** The problem **
Provide only the number of lines where "Nyans" occurs.

** Dataset records **
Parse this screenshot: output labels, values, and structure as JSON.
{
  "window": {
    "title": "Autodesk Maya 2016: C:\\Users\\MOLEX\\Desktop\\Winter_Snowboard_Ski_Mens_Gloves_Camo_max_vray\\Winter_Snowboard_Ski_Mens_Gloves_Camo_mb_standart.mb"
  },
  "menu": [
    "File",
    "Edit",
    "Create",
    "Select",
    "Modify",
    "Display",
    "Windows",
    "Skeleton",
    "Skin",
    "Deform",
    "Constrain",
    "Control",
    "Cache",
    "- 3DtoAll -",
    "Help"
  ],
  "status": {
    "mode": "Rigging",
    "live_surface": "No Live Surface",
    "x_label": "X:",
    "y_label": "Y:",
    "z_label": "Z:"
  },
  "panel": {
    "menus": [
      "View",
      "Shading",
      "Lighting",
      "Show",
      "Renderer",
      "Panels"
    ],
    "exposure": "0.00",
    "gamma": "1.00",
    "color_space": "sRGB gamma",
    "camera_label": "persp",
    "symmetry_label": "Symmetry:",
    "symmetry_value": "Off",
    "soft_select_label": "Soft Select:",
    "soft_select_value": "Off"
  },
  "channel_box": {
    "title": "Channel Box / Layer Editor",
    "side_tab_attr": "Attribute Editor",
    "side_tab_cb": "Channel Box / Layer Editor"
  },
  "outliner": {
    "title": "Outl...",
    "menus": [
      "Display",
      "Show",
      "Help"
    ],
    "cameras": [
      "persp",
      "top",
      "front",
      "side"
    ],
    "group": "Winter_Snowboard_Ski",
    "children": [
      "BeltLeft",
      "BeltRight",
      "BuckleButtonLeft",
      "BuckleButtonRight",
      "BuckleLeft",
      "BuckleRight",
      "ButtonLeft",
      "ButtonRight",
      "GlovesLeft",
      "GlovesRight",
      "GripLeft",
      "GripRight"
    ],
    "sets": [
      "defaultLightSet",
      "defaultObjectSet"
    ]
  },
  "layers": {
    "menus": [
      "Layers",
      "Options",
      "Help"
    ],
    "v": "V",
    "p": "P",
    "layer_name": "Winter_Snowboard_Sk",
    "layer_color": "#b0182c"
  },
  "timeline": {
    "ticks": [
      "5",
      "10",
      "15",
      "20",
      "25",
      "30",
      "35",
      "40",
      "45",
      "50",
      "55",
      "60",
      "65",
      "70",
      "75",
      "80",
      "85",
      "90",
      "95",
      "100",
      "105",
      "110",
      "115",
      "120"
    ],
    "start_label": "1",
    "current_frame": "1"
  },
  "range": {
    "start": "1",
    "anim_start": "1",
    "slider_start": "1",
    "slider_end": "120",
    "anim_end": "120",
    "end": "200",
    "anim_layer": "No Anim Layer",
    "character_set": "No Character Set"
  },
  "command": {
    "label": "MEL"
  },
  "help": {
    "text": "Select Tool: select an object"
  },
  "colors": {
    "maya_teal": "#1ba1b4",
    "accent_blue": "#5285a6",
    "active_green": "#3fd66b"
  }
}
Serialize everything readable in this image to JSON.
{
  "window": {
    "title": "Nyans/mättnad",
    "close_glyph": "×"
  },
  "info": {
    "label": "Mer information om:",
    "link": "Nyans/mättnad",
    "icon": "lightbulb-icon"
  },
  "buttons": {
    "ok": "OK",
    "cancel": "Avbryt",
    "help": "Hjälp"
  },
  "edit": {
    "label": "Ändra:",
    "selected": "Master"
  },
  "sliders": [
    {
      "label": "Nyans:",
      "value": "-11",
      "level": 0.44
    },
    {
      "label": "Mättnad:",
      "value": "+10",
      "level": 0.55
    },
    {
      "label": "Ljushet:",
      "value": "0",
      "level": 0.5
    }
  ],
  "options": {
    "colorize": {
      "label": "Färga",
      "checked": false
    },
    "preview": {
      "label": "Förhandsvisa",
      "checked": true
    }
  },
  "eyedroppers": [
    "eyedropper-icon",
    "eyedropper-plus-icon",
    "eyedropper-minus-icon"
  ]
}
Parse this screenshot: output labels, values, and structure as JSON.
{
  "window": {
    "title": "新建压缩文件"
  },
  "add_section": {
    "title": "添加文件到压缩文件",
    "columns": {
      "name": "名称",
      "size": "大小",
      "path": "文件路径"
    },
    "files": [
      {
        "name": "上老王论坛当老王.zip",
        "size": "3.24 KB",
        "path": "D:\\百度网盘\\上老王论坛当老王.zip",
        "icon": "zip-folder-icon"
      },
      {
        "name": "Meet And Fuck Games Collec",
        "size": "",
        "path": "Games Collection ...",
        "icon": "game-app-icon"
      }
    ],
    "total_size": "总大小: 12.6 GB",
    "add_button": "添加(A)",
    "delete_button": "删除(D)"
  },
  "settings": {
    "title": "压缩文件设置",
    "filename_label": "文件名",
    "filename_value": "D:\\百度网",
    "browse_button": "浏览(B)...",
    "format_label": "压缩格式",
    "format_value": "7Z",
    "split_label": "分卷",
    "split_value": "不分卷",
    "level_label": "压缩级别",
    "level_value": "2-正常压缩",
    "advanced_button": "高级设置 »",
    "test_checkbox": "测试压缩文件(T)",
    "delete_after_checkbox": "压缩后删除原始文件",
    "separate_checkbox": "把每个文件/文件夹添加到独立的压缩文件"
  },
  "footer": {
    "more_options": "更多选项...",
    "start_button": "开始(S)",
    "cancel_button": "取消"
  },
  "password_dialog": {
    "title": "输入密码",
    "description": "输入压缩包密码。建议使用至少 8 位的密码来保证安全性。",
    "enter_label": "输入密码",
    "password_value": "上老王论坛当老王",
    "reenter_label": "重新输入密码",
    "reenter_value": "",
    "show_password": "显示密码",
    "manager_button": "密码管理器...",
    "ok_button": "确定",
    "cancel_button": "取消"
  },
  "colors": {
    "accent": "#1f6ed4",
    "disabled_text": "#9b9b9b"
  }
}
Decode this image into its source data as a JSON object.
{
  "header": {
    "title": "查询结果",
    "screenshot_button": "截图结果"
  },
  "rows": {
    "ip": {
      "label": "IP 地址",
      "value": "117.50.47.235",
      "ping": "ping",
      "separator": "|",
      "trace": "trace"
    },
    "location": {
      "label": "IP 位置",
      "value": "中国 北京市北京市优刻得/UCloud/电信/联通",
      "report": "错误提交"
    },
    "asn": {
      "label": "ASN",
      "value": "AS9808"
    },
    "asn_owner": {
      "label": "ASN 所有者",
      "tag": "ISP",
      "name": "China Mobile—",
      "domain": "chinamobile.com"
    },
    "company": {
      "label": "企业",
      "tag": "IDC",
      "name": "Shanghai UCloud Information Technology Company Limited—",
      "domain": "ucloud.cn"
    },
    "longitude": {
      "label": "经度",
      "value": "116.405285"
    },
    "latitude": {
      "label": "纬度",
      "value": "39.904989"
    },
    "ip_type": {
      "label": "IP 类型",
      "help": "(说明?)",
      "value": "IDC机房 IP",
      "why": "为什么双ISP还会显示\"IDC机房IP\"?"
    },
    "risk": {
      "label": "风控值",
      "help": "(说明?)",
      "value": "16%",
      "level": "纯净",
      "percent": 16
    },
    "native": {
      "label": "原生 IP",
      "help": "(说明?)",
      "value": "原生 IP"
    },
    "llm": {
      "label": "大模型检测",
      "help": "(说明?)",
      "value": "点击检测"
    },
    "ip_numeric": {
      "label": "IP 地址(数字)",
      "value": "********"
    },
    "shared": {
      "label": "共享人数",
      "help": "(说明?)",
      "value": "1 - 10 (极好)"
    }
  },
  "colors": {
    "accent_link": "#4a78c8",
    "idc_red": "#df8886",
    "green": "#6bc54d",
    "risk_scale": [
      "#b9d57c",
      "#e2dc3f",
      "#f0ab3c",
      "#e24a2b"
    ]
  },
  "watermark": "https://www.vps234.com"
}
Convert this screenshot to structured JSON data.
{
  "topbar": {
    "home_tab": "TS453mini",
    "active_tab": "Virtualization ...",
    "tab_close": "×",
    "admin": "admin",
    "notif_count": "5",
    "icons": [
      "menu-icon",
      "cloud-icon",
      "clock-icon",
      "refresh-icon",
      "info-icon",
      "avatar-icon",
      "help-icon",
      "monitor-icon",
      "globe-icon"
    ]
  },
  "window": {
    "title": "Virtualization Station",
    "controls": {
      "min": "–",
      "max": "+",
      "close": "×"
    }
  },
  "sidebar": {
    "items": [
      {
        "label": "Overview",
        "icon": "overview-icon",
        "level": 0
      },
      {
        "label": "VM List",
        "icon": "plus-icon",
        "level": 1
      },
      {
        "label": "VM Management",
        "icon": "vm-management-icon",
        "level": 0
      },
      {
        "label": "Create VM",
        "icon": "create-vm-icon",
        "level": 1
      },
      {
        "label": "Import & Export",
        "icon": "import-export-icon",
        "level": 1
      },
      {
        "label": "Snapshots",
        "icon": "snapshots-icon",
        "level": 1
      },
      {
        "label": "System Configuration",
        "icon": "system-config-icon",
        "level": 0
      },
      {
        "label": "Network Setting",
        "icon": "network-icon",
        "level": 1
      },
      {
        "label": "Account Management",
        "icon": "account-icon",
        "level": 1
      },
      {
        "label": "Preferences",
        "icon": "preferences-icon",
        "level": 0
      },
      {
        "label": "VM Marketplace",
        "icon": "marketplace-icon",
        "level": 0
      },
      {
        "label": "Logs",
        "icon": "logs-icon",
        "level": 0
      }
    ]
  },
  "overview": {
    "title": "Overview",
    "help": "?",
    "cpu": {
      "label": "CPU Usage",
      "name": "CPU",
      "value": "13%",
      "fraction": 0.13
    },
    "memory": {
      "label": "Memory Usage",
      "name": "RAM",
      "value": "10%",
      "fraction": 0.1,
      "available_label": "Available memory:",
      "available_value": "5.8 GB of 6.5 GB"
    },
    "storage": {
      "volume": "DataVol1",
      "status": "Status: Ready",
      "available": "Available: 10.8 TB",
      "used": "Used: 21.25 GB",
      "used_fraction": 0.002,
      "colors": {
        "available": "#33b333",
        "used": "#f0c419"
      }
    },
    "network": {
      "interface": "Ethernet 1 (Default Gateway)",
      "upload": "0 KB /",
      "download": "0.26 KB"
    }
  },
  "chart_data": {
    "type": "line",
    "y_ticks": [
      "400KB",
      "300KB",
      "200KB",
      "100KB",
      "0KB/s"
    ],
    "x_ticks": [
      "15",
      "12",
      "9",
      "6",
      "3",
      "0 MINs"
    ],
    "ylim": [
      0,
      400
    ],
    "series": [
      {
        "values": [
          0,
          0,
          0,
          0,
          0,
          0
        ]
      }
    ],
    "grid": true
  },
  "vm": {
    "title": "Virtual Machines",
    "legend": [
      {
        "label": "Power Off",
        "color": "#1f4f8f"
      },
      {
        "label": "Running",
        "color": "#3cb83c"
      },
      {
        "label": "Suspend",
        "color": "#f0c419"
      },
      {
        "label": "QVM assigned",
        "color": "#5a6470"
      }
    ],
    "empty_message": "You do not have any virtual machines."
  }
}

** Answer for this exercise **
3